__Exercise inputs__.

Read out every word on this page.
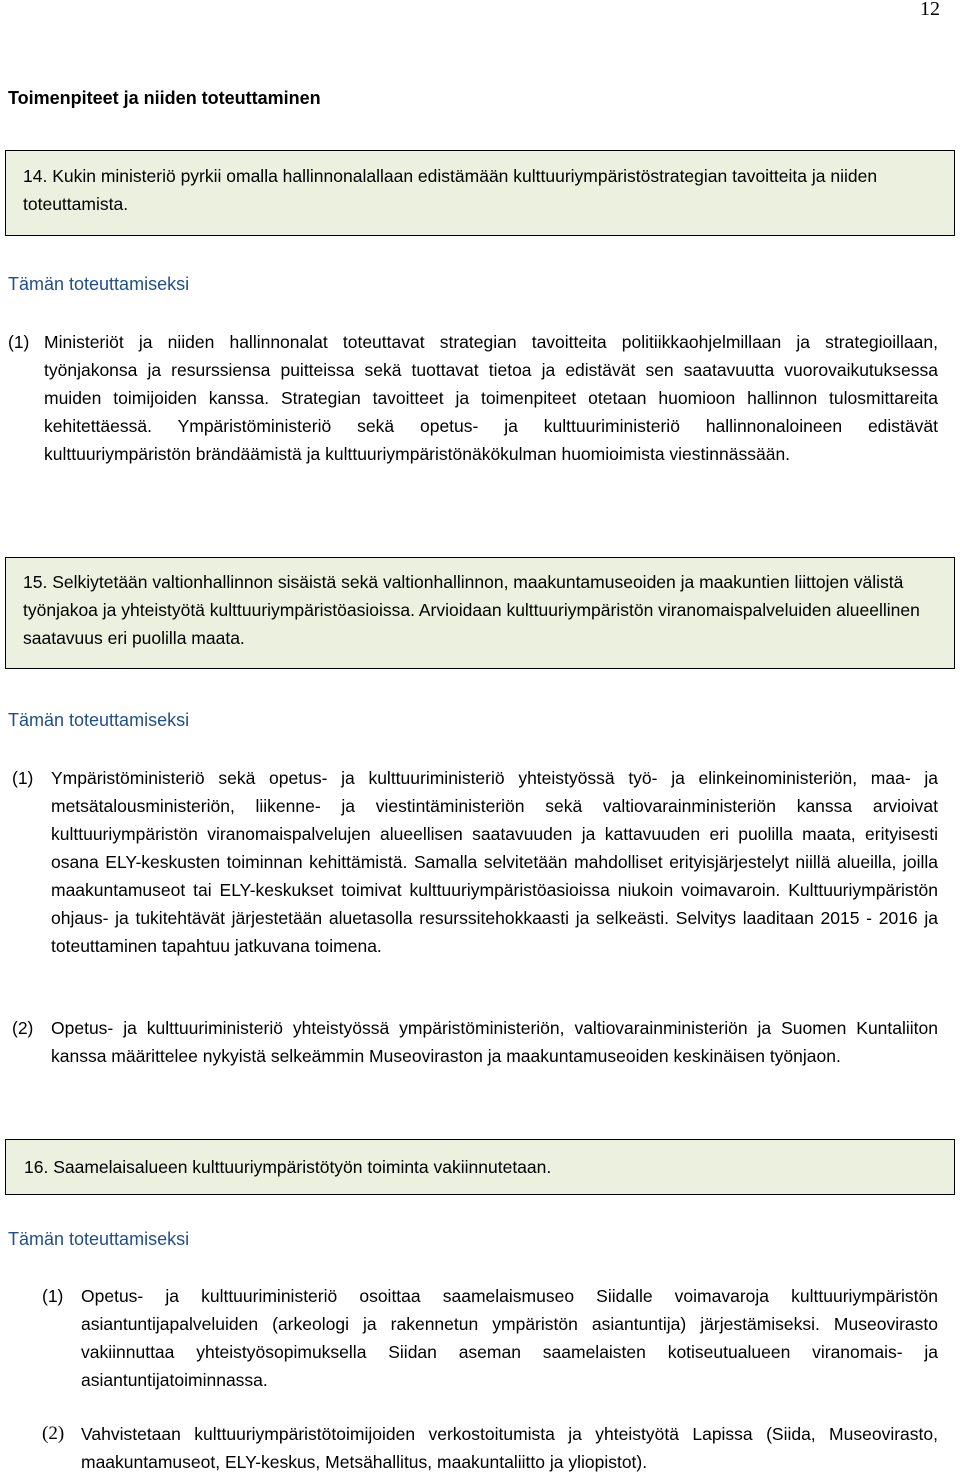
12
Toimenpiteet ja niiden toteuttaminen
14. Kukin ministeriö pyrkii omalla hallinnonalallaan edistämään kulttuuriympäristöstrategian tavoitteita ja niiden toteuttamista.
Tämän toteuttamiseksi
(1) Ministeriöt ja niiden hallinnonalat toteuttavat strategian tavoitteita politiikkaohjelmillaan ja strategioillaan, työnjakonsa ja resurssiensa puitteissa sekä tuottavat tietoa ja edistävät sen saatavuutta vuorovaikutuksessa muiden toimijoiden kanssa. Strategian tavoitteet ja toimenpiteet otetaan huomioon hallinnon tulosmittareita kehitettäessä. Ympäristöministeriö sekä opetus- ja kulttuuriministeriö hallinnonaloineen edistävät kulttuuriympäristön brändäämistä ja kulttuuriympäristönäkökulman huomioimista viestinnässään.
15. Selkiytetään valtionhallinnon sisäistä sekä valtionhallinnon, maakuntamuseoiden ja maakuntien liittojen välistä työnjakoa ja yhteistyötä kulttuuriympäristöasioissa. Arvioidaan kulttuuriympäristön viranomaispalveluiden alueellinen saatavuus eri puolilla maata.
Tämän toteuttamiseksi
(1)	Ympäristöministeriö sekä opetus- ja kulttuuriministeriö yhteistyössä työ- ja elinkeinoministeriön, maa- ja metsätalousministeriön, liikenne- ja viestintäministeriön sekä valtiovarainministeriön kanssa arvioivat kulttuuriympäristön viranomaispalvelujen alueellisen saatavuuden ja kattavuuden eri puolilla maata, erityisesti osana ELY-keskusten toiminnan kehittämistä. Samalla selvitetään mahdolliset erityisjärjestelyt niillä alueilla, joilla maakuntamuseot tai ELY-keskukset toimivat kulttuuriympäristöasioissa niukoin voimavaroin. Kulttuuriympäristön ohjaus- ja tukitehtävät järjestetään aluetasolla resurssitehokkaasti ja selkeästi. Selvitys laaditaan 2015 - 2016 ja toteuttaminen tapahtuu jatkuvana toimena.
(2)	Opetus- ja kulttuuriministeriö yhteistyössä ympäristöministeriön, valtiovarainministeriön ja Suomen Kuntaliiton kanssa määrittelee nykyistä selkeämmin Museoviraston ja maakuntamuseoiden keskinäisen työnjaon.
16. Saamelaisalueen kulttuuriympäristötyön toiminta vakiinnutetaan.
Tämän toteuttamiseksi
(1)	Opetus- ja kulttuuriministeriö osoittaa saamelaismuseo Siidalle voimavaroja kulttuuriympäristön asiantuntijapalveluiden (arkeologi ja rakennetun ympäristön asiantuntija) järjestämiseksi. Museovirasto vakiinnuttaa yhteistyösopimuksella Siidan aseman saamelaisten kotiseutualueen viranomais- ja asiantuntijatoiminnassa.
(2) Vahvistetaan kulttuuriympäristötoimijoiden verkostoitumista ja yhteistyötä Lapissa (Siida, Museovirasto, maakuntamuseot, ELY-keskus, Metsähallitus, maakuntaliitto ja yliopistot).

* * *

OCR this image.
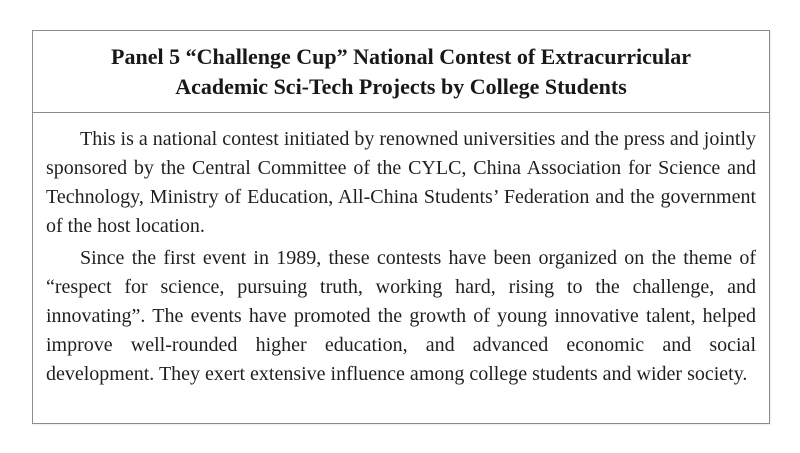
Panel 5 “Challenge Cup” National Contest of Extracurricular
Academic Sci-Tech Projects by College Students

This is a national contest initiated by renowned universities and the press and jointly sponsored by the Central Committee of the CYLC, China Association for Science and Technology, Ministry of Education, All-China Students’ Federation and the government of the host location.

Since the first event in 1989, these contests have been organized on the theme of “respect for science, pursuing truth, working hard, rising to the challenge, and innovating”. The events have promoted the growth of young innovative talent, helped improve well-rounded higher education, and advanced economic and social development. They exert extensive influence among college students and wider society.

__Work required__. Which lines contain the word "yhteistyötä"? Copy each one.

__Answer to this task__.
15. Selkiytetään valtionhallinnon sisäistä sekä valtionhallinnon, maakuntamuseoiden ja maakuntien liittojen välistä työnjakoa ja yhteistyötä kulttuuriympäristöasioissa. Arvioidaan kulttuuriympäristön viranomaispalveluiden alueellinen saatavuus eri puolilla maata.
(2) Vahvistetaan kulttuuriympäristötoimijoiden verkostoitumista ja yhteistyötä Lapissa (Siida, Museovirasto, maakuntamuseot, ELY-keskus, Metsähallitus, maakuntaliitto ja yliopistot).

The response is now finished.